▶ [WRITTEN REQUEST]:
From the items below, copy word for word the part that opens with the line containing "identify all the" and closes with the line containing "x-tick-label: 销售管 理费用 [314,243,345,267]", both of those lines included. Leave the pictures out.

▶ [DATA LINES]:

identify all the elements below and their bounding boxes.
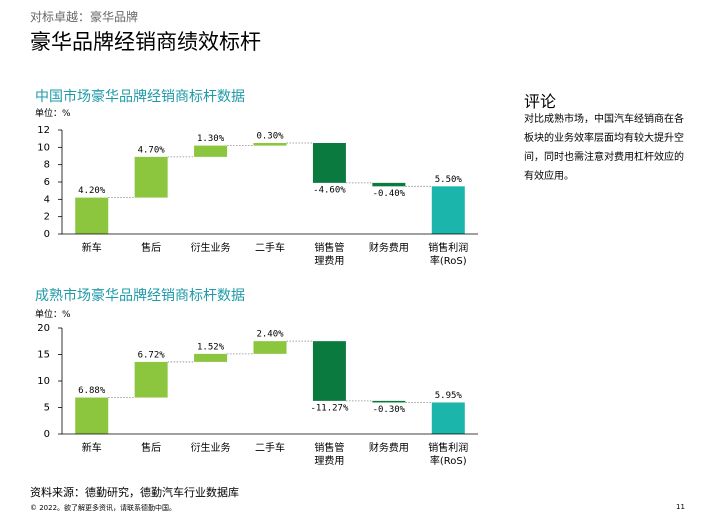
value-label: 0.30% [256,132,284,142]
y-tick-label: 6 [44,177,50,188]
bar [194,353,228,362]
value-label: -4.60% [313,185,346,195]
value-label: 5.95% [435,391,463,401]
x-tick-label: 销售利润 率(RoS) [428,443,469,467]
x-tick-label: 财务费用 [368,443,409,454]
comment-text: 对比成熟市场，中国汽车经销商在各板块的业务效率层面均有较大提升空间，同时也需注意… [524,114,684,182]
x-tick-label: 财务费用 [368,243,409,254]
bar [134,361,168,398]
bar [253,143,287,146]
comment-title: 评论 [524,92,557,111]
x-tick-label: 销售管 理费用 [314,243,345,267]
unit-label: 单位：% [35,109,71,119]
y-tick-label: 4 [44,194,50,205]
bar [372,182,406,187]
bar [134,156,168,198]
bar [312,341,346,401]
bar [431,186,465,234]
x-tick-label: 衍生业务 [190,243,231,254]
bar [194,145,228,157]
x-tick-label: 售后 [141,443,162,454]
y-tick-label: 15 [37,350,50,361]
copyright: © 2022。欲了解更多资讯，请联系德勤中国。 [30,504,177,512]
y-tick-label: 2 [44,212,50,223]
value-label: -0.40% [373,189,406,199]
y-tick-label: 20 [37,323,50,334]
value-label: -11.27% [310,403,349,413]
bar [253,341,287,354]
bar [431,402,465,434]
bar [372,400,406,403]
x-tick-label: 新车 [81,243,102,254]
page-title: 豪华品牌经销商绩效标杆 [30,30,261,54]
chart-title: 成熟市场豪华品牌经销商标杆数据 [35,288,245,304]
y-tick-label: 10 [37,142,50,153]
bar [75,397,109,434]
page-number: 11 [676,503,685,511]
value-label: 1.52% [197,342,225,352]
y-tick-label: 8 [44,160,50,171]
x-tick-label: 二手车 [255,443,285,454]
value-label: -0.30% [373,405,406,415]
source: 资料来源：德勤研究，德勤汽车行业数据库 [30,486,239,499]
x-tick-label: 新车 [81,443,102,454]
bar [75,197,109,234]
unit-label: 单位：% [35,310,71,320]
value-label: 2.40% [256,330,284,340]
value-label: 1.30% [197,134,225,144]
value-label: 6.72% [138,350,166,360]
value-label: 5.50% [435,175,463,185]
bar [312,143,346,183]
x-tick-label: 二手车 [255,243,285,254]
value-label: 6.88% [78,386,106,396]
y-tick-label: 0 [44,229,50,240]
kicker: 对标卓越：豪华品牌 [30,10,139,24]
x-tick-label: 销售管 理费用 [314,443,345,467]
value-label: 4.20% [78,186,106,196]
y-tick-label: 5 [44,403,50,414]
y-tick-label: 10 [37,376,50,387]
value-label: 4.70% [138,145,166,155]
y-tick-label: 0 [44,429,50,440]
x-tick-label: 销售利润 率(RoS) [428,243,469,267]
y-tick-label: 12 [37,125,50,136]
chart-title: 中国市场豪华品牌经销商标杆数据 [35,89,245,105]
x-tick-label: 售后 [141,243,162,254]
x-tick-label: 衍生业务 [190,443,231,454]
...
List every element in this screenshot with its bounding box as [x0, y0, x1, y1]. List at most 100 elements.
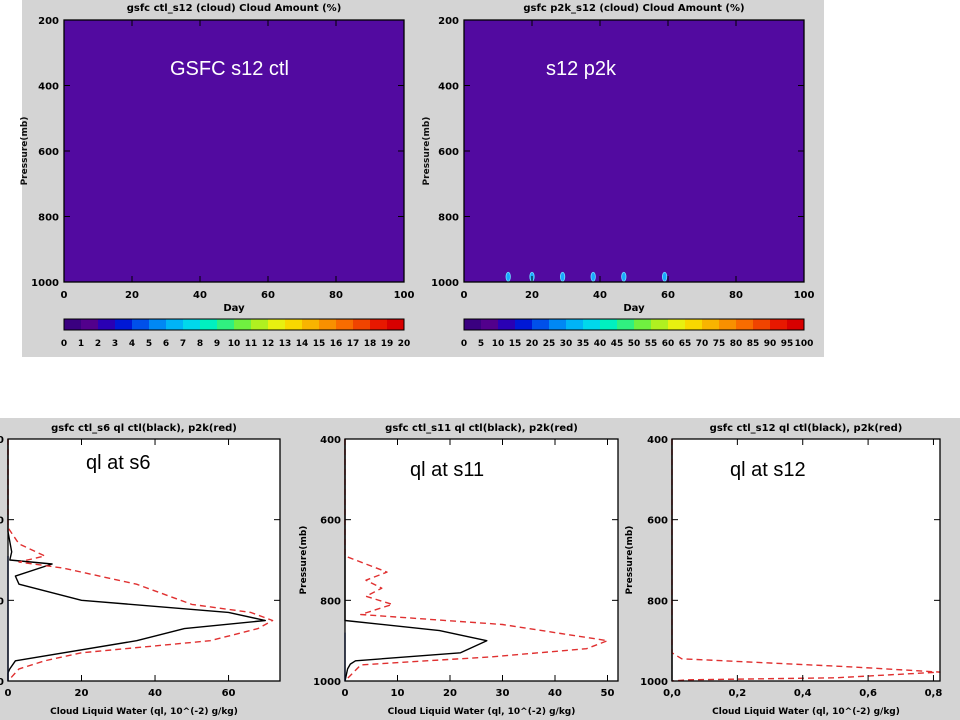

▶ [RESPONSE TO THE TASK]:
identify all the elements below and their bounding boxes.
value-label: 0.30% [256,132,284,142]
y-tick-label: 6 [44,177,50,188]
bar [194,353,228,362]
value-label: -4.60% [313,185,346,195]
value-label: 5.95% [435,391,463,401]
x-tick-label: 销售利润 率(RoS) [428,443,469,467]
x-tick-label: 财务费用 [368,443,409,454]
comment-text: 对比成熟市场，中国汽车经销商在各板块的业务效率层面均有较大提升空间，同时也需注意… [524,114,684,182]
x-tick-label: 财务费用 [368,243,409,254]
bar [134,361,168,398]
bar [253,143,287,146]
comment-title: 评论 [524,92,557,111]
x-tick-label: 销售管 理费用 [314,243,345,267]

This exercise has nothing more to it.